## RECORDS FOR PROCESSING
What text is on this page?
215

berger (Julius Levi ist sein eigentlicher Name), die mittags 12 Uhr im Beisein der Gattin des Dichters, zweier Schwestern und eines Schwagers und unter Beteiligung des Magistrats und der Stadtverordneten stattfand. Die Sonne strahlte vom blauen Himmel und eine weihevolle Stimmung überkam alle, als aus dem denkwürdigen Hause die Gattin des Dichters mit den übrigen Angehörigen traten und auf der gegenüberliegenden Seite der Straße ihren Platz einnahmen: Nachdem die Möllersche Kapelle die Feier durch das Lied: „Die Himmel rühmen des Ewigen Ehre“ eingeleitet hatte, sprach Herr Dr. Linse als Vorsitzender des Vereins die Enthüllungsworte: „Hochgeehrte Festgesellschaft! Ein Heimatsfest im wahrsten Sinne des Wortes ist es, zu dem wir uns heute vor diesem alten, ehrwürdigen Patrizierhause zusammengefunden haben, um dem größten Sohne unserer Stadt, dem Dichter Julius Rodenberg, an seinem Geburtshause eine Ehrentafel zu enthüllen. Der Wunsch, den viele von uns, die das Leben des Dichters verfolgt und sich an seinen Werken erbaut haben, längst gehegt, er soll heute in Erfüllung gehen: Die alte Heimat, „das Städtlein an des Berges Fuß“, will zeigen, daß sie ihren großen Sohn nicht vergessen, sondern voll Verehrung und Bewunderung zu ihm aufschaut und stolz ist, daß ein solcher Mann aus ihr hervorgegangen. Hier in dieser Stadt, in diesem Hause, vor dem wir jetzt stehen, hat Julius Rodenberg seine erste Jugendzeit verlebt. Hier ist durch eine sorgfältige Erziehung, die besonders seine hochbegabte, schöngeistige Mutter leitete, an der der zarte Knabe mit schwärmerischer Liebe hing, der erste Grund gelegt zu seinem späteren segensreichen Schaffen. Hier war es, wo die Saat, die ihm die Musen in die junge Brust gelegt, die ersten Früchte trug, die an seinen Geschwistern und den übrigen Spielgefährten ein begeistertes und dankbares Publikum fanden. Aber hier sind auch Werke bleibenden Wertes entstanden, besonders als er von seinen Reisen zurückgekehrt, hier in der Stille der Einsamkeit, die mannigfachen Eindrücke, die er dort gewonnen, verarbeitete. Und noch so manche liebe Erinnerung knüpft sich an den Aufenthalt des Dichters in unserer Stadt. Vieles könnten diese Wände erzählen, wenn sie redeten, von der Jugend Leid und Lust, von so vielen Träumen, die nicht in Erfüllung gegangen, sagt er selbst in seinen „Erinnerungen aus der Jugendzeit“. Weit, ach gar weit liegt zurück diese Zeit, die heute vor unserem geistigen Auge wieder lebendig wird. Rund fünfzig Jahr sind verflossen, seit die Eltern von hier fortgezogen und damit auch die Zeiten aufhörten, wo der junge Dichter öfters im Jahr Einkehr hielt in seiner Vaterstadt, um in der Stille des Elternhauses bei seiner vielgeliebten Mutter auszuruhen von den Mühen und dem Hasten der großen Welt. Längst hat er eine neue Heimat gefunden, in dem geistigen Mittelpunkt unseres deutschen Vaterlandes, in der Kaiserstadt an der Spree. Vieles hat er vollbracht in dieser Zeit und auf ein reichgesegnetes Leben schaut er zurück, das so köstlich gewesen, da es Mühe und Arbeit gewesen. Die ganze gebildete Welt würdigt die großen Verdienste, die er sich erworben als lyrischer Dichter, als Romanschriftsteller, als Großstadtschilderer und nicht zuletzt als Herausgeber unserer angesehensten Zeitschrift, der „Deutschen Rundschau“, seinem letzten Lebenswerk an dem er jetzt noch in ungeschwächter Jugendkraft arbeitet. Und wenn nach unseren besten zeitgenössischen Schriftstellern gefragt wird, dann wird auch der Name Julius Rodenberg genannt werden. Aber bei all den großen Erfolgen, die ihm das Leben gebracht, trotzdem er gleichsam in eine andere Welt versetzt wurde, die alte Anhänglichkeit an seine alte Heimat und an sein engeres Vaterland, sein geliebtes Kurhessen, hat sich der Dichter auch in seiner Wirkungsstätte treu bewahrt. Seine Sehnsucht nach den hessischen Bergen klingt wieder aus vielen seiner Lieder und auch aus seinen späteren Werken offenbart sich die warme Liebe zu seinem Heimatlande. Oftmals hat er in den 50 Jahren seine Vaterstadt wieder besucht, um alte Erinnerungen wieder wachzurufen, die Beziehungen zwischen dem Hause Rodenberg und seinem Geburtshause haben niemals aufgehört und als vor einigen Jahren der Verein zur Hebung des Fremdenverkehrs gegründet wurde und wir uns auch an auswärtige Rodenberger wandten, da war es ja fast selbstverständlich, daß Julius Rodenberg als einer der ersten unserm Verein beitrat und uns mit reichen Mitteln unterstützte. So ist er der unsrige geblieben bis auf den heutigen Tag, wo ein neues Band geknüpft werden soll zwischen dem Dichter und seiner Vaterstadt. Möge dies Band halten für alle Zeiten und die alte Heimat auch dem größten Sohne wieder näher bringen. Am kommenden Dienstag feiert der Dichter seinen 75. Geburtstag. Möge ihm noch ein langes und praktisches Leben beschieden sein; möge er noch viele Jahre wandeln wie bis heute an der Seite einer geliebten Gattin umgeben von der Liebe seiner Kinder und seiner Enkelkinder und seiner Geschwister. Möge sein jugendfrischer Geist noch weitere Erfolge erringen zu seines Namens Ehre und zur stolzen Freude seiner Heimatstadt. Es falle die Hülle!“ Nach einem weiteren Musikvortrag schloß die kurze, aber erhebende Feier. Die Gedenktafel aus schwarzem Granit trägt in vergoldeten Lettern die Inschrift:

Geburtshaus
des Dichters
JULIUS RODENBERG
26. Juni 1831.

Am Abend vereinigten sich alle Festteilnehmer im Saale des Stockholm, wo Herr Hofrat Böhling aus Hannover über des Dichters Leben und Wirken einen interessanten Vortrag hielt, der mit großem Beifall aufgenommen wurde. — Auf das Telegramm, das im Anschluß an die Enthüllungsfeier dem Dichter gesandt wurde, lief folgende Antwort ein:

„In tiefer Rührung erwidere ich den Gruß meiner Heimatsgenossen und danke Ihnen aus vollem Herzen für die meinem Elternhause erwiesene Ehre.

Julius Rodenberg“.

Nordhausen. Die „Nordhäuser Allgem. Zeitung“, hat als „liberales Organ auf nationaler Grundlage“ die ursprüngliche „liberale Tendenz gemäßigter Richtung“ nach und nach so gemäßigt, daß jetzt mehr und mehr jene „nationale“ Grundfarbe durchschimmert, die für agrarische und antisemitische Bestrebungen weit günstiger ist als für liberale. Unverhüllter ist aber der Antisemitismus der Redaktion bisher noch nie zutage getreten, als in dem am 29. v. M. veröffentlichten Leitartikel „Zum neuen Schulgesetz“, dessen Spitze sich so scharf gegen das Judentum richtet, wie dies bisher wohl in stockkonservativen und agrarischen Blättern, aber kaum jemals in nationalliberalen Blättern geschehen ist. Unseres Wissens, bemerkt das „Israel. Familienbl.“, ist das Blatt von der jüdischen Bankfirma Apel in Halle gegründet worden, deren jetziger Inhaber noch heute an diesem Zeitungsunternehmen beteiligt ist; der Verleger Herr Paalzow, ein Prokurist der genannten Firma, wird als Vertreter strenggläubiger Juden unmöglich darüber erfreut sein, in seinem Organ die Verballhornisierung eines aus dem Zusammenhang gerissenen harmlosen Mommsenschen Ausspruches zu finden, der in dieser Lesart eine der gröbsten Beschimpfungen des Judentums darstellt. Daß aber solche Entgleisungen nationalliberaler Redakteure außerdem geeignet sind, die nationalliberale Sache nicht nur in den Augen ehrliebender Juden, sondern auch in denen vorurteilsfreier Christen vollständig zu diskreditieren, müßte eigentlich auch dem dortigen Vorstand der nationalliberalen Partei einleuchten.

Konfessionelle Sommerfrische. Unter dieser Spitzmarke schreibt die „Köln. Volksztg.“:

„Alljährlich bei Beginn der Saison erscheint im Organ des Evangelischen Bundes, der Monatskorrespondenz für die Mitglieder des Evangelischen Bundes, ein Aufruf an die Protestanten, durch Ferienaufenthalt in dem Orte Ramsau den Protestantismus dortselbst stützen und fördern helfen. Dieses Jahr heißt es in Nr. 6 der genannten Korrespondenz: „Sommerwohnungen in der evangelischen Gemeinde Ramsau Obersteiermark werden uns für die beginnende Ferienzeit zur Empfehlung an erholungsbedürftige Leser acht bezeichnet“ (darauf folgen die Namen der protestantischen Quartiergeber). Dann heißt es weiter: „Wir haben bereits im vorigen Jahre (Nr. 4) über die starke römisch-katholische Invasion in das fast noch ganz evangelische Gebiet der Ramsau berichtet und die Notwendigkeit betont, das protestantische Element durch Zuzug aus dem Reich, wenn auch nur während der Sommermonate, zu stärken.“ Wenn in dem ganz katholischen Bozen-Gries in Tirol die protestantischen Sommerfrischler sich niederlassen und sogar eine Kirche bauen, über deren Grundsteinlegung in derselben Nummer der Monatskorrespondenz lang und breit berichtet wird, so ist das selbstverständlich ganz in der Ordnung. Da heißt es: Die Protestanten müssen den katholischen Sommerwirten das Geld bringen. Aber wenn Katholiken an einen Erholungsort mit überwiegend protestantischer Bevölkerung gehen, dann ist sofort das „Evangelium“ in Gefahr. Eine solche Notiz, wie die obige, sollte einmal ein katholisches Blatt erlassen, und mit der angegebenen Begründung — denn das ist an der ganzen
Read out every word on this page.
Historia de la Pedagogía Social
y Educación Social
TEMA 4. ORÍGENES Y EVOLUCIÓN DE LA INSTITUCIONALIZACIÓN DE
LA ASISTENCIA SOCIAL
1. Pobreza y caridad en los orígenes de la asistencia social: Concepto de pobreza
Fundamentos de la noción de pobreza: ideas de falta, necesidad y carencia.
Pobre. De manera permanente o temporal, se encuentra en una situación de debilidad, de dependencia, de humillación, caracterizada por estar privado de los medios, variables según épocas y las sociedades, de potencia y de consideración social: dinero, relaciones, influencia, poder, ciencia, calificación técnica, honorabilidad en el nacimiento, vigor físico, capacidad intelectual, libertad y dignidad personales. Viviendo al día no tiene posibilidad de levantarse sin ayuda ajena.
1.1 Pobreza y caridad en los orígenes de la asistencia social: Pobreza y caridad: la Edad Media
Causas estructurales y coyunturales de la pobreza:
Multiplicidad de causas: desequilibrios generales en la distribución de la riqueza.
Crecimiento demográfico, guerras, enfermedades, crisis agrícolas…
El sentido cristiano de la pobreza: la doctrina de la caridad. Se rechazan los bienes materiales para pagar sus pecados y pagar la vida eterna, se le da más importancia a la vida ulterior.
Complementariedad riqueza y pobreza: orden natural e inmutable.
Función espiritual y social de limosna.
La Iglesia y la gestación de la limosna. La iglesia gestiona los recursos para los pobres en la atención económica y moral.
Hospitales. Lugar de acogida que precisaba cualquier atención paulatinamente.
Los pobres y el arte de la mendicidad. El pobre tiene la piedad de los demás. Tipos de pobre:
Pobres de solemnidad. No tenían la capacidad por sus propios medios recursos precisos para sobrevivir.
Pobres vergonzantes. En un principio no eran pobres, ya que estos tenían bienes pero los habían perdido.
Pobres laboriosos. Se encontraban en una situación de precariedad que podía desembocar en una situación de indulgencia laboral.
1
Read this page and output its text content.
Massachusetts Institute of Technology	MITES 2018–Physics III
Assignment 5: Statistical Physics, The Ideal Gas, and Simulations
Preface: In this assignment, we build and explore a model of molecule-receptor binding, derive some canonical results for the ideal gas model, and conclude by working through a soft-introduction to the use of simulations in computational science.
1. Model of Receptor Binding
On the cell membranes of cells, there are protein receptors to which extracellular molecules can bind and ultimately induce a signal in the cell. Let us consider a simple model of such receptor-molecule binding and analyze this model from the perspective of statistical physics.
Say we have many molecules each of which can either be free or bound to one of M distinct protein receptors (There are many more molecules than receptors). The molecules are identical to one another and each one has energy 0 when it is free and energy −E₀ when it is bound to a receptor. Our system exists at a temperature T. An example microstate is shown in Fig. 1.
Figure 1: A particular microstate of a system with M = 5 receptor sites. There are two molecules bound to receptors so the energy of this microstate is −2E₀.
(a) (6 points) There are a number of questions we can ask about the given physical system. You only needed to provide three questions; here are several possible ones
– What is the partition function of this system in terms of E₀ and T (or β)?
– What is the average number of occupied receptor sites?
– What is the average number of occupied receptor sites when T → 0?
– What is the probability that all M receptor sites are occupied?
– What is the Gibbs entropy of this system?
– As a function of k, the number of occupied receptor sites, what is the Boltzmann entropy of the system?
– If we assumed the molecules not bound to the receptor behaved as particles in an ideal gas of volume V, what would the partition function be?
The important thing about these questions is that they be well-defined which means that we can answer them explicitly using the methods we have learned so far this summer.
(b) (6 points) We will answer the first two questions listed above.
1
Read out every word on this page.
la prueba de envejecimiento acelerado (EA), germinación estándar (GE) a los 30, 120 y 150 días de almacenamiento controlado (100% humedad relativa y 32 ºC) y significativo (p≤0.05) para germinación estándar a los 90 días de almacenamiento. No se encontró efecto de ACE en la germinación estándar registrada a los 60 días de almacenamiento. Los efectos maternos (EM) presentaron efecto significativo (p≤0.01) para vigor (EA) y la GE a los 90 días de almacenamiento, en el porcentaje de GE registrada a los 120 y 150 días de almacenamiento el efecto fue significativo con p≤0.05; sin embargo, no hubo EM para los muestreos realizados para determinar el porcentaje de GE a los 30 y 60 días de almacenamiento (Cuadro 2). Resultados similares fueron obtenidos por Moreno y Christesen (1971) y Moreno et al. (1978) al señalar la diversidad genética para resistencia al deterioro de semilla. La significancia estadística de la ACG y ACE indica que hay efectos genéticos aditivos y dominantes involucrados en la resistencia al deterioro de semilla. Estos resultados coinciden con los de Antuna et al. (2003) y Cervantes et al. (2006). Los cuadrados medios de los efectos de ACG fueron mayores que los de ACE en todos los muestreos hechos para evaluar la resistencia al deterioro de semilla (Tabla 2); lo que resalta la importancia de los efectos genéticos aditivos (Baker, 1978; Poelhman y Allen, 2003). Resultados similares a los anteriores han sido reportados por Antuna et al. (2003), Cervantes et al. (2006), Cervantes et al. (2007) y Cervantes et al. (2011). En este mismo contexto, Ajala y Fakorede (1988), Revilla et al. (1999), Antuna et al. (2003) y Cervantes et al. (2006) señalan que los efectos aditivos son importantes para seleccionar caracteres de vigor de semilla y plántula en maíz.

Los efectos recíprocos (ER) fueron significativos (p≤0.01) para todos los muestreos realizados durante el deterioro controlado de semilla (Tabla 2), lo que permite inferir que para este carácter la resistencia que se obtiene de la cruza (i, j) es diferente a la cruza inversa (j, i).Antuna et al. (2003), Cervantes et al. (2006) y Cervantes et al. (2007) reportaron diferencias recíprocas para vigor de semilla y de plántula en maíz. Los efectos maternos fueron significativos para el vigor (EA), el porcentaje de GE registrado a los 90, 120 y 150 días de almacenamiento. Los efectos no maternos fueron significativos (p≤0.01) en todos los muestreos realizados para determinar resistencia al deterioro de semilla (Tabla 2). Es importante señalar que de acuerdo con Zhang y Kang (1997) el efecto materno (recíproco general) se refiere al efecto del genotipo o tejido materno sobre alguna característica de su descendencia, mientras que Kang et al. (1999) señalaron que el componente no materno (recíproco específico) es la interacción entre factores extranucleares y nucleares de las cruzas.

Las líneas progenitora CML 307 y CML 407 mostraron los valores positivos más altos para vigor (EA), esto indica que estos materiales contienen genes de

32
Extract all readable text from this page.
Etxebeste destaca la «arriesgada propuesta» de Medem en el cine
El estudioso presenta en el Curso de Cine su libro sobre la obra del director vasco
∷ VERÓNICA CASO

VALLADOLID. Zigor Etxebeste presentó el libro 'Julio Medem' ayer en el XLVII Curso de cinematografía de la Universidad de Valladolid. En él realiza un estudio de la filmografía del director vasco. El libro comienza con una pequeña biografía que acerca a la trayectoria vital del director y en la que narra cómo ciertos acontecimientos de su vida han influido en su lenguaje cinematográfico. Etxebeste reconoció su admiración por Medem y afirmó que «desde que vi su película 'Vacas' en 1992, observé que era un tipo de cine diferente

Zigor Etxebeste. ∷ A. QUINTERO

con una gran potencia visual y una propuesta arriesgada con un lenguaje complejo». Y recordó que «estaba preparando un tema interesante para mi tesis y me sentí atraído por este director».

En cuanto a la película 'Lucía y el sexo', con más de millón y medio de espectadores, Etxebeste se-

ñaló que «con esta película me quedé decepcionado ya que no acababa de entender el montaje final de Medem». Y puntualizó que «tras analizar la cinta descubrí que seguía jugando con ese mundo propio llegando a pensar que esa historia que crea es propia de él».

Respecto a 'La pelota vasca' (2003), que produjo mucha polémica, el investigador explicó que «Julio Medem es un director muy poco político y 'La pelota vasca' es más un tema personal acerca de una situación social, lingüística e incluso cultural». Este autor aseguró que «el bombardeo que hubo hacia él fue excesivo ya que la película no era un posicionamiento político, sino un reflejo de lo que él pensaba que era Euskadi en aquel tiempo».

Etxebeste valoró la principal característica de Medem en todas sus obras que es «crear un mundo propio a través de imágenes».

## WHAT IS EXPECTED
Report each line of the records that holds the word "energy".

## ANSWER TO THE EXERCISE
Say we have many molecules each of which can either be free or bound to one of M distinct protein receptors (There are many more molecules than receptors). The molecules are identical to one another and each one has energy 0 when it is free and energy −E₀ when it is bound to a receptor. Our system exists at a temperature T. An example microstate is shown in Fig. 1.
Figure 1: A particular microstate of a system with M = 5 receptor sites. There are two molecules bound to receptors so the energy of this microstate is −2E₀.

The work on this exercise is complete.